Source material.
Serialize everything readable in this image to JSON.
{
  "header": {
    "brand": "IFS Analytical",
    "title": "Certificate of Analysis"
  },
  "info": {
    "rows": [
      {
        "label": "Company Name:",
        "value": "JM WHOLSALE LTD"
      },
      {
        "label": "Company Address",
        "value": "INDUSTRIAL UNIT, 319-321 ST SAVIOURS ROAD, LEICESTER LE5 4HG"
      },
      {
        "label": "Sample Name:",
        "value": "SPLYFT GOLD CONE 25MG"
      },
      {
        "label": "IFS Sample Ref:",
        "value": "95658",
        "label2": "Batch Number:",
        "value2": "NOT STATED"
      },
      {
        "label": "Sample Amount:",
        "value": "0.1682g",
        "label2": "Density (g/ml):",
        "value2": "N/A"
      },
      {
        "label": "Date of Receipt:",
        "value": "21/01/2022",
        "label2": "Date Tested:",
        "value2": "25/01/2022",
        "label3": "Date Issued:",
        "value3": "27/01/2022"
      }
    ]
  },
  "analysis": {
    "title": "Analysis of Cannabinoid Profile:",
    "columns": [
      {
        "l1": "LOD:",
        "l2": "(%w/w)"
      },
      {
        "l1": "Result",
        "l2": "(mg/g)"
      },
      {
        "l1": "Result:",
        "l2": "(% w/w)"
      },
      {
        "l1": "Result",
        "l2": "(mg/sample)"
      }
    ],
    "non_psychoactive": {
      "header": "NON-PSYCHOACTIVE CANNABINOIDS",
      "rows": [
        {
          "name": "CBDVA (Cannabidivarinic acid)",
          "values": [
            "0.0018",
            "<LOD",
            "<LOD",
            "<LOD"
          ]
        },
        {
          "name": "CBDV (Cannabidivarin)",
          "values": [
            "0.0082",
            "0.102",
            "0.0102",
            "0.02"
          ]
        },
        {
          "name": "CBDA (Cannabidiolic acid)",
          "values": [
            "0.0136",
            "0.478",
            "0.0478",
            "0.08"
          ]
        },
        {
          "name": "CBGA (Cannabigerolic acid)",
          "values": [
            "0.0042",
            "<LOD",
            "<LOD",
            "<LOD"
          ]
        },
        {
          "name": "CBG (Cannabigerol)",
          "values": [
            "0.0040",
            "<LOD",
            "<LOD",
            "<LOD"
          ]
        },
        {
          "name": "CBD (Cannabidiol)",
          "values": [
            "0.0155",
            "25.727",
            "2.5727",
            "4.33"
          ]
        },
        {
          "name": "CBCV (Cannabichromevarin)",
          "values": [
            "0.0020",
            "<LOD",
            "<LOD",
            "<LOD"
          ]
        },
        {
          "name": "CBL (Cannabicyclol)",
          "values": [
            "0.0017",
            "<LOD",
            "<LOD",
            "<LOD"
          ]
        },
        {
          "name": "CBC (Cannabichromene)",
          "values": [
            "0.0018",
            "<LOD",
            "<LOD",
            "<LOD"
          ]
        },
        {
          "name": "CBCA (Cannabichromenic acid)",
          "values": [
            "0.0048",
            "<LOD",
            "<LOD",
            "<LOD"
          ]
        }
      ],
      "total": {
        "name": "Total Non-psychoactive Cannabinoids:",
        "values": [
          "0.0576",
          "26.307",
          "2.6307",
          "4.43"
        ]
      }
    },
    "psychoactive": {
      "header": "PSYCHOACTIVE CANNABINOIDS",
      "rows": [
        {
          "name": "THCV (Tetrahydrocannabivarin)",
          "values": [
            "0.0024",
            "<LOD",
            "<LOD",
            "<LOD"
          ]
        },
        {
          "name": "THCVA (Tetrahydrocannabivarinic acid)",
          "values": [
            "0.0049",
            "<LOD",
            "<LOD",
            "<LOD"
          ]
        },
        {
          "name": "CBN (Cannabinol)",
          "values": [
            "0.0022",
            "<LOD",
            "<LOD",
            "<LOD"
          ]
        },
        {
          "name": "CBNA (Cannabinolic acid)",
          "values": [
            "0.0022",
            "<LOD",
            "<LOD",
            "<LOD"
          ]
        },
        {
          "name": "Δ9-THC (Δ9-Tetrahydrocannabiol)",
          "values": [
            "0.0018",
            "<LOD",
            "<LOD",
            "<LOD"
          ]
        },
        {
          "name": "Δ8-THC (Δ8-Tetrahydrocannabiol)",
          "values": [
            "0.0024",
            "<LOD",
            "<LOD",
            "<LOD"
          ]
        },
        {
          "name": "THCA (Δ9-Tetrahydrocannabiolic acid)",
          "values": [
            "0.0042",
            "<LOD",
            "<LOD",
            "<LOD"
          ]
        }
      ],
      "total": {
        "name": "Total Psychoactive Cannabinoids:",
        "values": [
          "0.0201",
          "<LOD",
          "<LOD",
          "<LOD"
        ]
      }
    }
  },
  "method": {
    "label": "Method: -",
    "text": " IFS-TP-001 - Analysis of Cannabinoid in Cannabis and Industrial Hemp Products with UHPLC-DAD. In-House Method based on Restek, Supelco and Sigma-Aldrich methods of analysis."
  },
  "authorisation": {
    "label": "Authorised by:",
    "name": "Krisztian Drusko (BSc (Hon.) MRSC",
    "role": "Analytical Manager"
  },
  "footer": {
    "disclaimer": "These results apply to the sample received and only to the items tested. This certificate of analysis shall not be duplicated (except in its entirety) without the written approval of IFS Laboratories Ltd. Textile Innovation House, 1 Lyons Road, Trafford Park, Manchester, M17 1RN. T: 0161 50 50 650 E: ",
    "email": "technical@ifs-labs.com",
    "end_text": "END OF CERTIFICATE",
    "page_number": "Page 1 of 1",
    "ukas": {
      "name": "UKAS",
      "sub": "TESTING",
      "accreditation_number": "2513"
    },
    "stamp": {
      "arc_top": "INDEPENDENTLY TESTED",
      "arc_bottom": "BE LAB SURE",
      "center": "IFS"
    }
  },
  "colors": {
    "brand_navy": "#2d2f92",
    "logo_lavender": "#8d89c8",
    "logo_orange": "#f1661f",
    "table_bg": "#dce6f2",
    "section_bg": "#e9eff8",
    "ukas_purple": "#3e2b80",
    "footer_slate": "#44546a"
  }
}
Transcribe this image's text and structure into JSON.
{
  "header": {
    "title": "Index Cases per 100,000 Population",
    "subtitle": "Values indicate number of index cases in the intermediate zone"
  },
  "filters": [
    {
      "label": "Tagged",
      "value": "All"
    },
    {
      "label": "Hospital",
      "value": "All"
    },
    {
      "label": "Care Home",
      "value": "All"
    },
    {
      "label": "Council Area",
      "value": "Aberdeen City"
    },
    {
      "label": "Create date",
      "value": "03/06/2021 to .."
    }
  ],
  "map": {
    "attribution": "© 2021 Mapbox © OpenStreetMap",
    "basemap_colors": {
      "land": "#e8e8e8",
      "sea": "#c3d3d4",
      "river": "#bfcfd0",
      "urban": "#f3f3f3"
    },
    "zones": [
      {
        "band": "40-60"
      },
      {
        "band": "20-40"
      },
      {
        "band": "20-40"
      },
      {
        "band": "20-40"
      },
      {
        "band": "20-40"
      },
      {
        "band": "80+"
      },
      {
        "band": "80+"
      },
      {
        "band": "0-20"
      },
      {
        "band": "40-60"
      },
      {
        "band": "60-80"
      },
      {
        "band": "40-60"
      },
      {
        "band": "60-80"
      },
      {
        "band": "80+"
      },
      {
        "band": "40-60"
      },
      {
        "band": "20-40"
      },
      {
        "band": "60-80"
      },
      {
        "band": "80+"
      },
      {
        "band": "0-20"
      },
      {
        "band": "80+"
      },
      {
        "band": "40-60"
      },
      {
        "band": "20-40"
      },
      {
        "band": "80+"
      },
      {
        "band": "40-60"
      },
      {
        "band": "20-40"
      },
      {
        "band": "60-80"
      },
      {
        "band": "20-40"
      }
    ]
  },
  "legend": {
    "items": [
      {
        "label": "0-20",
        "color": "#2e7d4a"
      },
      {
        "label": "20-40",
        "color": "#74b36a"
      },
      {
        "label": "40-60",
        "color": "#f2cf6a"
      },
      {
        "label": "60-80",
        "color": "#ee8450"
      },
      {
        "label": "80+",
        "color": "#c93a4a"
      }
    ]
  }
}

Task details. Filter out all lines lacking the word "JSON" and copy the rest.

Response.
Serialize everything readable in this image to JSON.
Transcribe this image's text and structure into JSON.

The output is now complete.